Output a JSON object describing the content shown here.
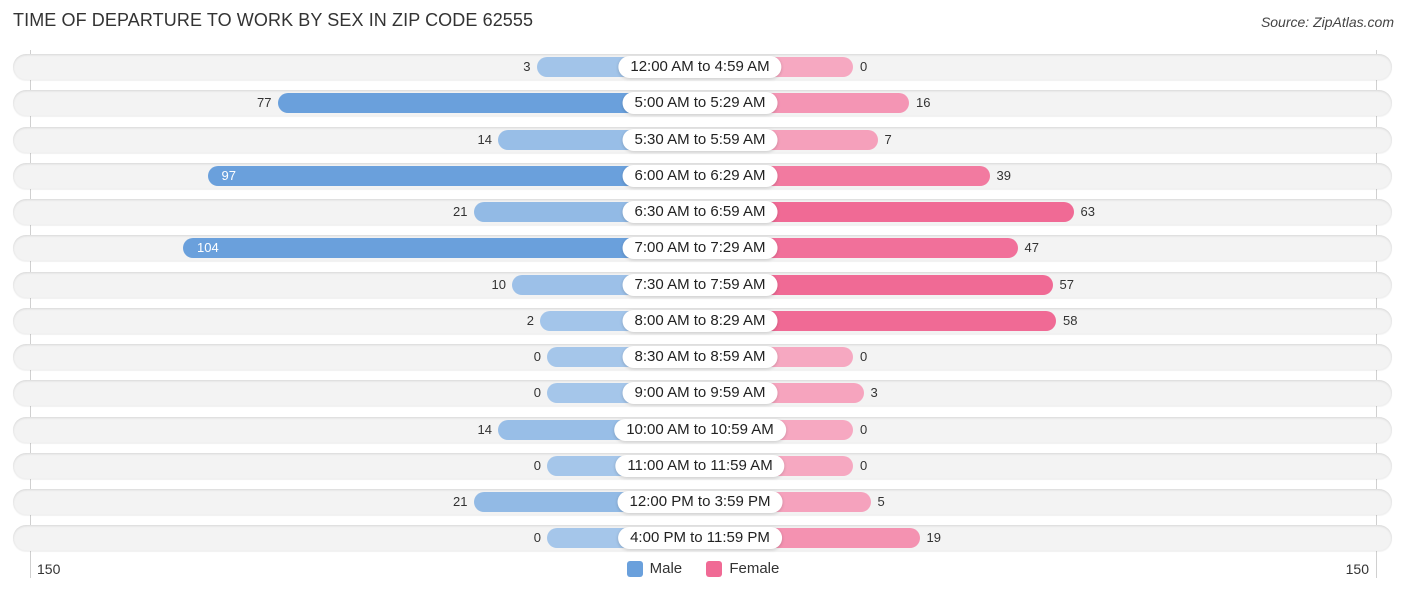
{
  "title": "TIME OF DEPARTURE TO WORK BY SEX IN ZIP CODE 62555",
  "source": "Source: ZipAtlas.com",
  "colors": {
    "male_strong": "#6aa0dc",
    "male_light": "#a5c6ea",
    "female_strong": "#f06a95",
    "female_light": "#f6a8c1"
  },
  "chart_data": {
    "type": "bar",
    "orientation": "horizontal-diverging",
    "title": "TIME OF DEPARTURE TO WORK BY SEX IN ZIP CODE 62555",
    "categories": [
      "12:00 AM to 4:59 AM",
      "5:00 AM to 5:29 AM",
      "5:30 AM to 5:59 AM",
      "6:00 AM to 6:29 AM",
      "6:30 AM to 6:59 AM",
      "7:00 AM to 7:29 AM",
      "7:30 AM to 7:59 AM",
      "8:00 AM to 8:29 AM",
      "8:30 AM to 8:59 AM",
      "9:00 AM to 9:59 AM",
      "10:00 AM to 10:59 AM",
      "11:00 AM to 11:59 AM",
      "12:00 PM to 3:59 PM",
      "4:00 PM to 11:59 PM"
    ],
    "series": [
      {
        "name": "Male",
        "values": [
          3,
          77,
          14,
          97,
          21,
          104,
          10,
          2,
          0,
          0,
          14,
          0,
          21,
          0
        ]
      },
      {
        "name": "Female",
        "values": [
          0,
          16,
          7,
          39,
          63,
          47,
          57,
          58,
          0,
          3,
          0,
          0,
          5,
          19
        ]
      }
    ],
    "axis": {
      "left_label": "150",
      "right_label": "150",
      "range": [
        150,
        150
      ]
    },
    "legend": {
      "position": "bottom-center",
      "entries": [
        "Male",
        "Female"
      ]
    },
    "grid": false
  }
}
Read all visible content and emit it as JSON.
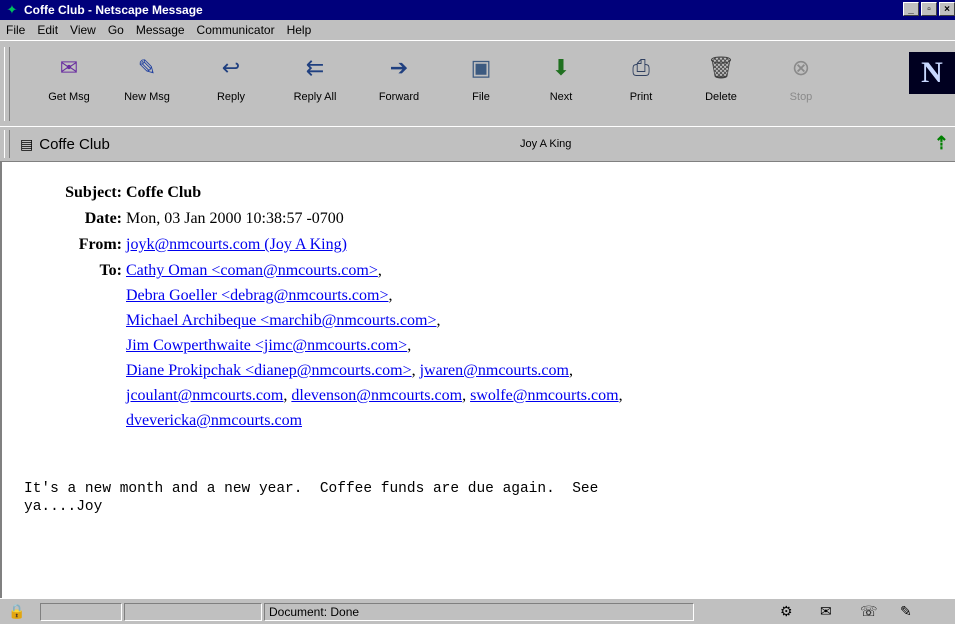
{
  "window": {
    "title": "Coffe Club - Netscape Message",
    "controls": [
      "_",
      "▫",
      "×"
    ]
  },
  "menu": [
    "File",
    "Edit",
    "View",
    "Go",
    "Message",
    "Communicator",
    "Help"
  ],
  "toolbar": [
    {
      "label": "Get Msg",
      "icon": "get-msg-icon",
      "glyph": "✉",
      "color": "#6a2ea0"
    },
    {
      "label": "New Msg",
      "icon": "new-msg-icon",
      "glyph": "✎",
      "color": "#2040a0"
    },
    {
      "label": "Reply",
      "icon": "reply-icon",
      "glyph": "↩",
      "color": "#204080"
    },
    {
      "label": "Reply All",
      "icon": "reply-all-icon",
      "glyph": "⇇",
      "color": "#204080"
    },
    {
      "label": "Forward",
      "icon": "forward-icon",
      "glyph": "➔",
      "color": "#204080"
    },
    {
      "label": "File",
      "icon": "file-icon",
      "glyph": "▣",
      "color": "#3c5a80"
    },
    {
      "label": "Next",
      "icon": "next-icon",
      "glyph": "⬇",
      "color": "#207020"
    },
    {
      "label": "Print",
      "icon": "print-icon",
      "glyph": "⎙",
      "color": "#304060"
    },
    {
      "label": "Delete",
      "icon": "delete-icon",
      "glyph": "🗑",
      "color": "#404040"
    },
    {
      "label": "Stop",
      "icon": "stop-icon",
      "glyph": "⊗",
      "color": "#8a8a8a",
      "disabled": true
    }
  ],
  "logo": "N",
  "message_bar": {
    "subject": "Coffe Club",
    "sender": "Joy A King"
  },
  "headers": {
    "subject_label": "Subject:",
    "subject": "Coffe Club",
    "date_label": "Date:",
    "date": "Mon, 03 Jan 2000 10:38:57 -0700",
    "from_label": "From:",
    "from": "joyk@nmcourts.com (Joy A King)",
    "to_label": "To:",
    "to": [
      [
        "Cathy Oman <coman@nmcourts.com>"
      ],
      [
        "Debra Goeller <debrag@nmcourts.com>"
      ],
      [
        "Michael Archibeque <marchib@nmcourts.com>"
      ],
      [
        "Jim Cowperthwaite <jimc@nmcourts.com>"
      ],
      [
        "Diane Prokipchak <dianep@nmcourts.com>",
        "jwaren@nmcourts.com"
      ],
      [
        "jcoulant@nmcourts.com",
        "dlevenson@nmcourts.com",
        "swolfe@nmcourts.com"
      ],
      [
        "dvevericka@nmcourts.com"
      ]
    ]
  },
  "body": "It's a new month and a new year.  Coffee funds are due again.  See\nya....Joy",
  "status": {
    "text": "Document: Done"
  }
}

- _WHAT IS ASKED_:
Copy out all the entries exactly. Images stay out of the copy.

- _SOLUTION TO THIS TASK_:
Output a JSON object describing the content shown here.
{
  "title": "TIME OF DEPARTURE TO WORK BY SEX IN ZIP CODE 62555",
  "source": "Source: ZipAtlas.com",
  "colors": {
    "male_strong": "#6aa0dc",
    "male_light": "#a5c6ea",
    "female_strong": "#f06a95",
    "female_light": "#f6a8c1"
  },
  "chart_data": {
    "type": "bar",
    "orientation": "horizontal-diverging",
    "title": "TIME OF DEPARTURE TO WORK BY SEX IN ZIP CODE 62555",
    "categories": [
      "12:00 AM to 4:59 AM",
      "5:00 AM to 5:29 AM",
      "5:30 AM to 5:59 AM",
      "6:00 AM to 6:29 AM",
      "6:30 AM to 6:59 AM",
      "7:00 AM to 7:29 AM",
      "7:30 AM to 7:59 AM",
      "8:00 AM to 8:29 AM",
      "8:30 AM to 8:59 AM",
      "9:00 AM to 9:59 AM",
      "10:00 AM to 10:59 AM",
      "11:00 AM to 11:59 AM",
      "12:00 PM to 3:59 PM",
      "4:00 PM to 11:59 PM"
    ],
    "series": [
      {
        "name": "Male",
        "values": [
          3,
          77,
          14,
          97,
          21,
          104,
          10,
          2,
          0,
          0,
          14,
          0,
          21,
          0
        ]
      },
      {
        "name": "Female",
        "values": [
          0,
          16,
          7,
          39,
          63,
          47,
          57,
          58,
          0,
          3,
          0,
          0,
          5,
          19
        ]
      }
    ],
    "axis": {
      "left_label": "150",
      "right_label": "150",
      "range": [
        150,
        150
      ]
    },
    "legend": {
      "position": "bottom-center",
      "entries": [
        "Male",
        "Female"
      ]
    },
    "grid": false
  }
}
Read all visible content and emit it as JSON.
{
  "window": {
    "title": "Coffe Club - Netscape Message",
    "controls": [
      "_",
      "▫",
      "×"
    ]
  },
  "menu": [
    "File",
    "Edit",
    "View",
    "Go",
    "Message",
    "Communicator",
    "Help"
  ],
  "toolbar": [
    {
      "label": "Get Msg",
      "icon": "get-msg-icon",
      "glyph": "✉",
      "color": "#6a2ea0"
    },
    {
      "label": "New Msg",
      "icon": "new-msg-icon",
      "glyph": "✎",
      "color": "#2040a0"
    },
    {
      "label": "Reply",
      "icon": "reply-icon",
      "glyph": "↩",
      "color": "#204080"
    },
    {
      "label": "Reply All",
      "icon": "reply-all-icon",
      "glyph": "⇇",
      "color": "#204080"
    },
    {
      "label": "Forward",
      "icon": "forward-icon",
      "glyph": "➔",
      "color": "#204080"
    },
    {
      "label": "File",
      "icon": "file-icon",
      "glyph": "▣",
      "color": "#3c5a80"
    },
    {
      "label": "Next",
      "icon": "next-icon",
      "glyph": "⬇",
      "color": "#207020"
    },
    {
      "label": "Print",
      "icon": "print-icon",
      "glyph": "⎙",
      "color": "#304060"
    },
    {
      "label": "Delete",
      "icon": "delete-icon",
      "glyph": "🗑",
      "color": "#404040"
    },
    {
      "label": "Stop",
      "icon": "stop-icon",
      "glyph": "⊗",
      "color": "#8a8a8a",
      "disabled": true
    }
  ],
  "logo": "N",
  "message_bar": {
    "subject": "Coffe Club",
    "sender": "Joy A King"
  },
  "headers": {
    "subject_label": "Subject:",
    "subject": "Coffe Club",
    "date_label": "Date:",
    "date": "Mon, 03 Jan 2000 10:38:57 -0700",
    "from_label": "From:",
    "from": "joyk@nmcourts.com (Joy A King)",
    "to_label": "To:",
    "to": [
      [
        "Cathy Oman <coman@nmcourts.com>"
      ],
      [
        "Debra Goeller <debrag@nmcourts.com>"
      ],
      [
        "Michael Archibeque <marchib@nmcourts.com>"
      ],
      [
        "Jim Cowperthwaite <jimc@nmcourts.com>"
      ],
      [
        "Diane Prokipchak <dianep@nmcourts.com>",
        "jwaren@nmcourts.com"
      ],
      [
        "jcoulant@nmcourts.com",
        "dlevenson@nmcourts.com",
        "swolfe@nmcourts.com"
      ],
      [
        "dvevericka@nmcourts.com"
      ]
    ]
  },
  "body": "It's a new month and a new year.  Coffee funds are due again.  See\nya....Joy",
  "status": {
    "text": "Document: Done"
  }
}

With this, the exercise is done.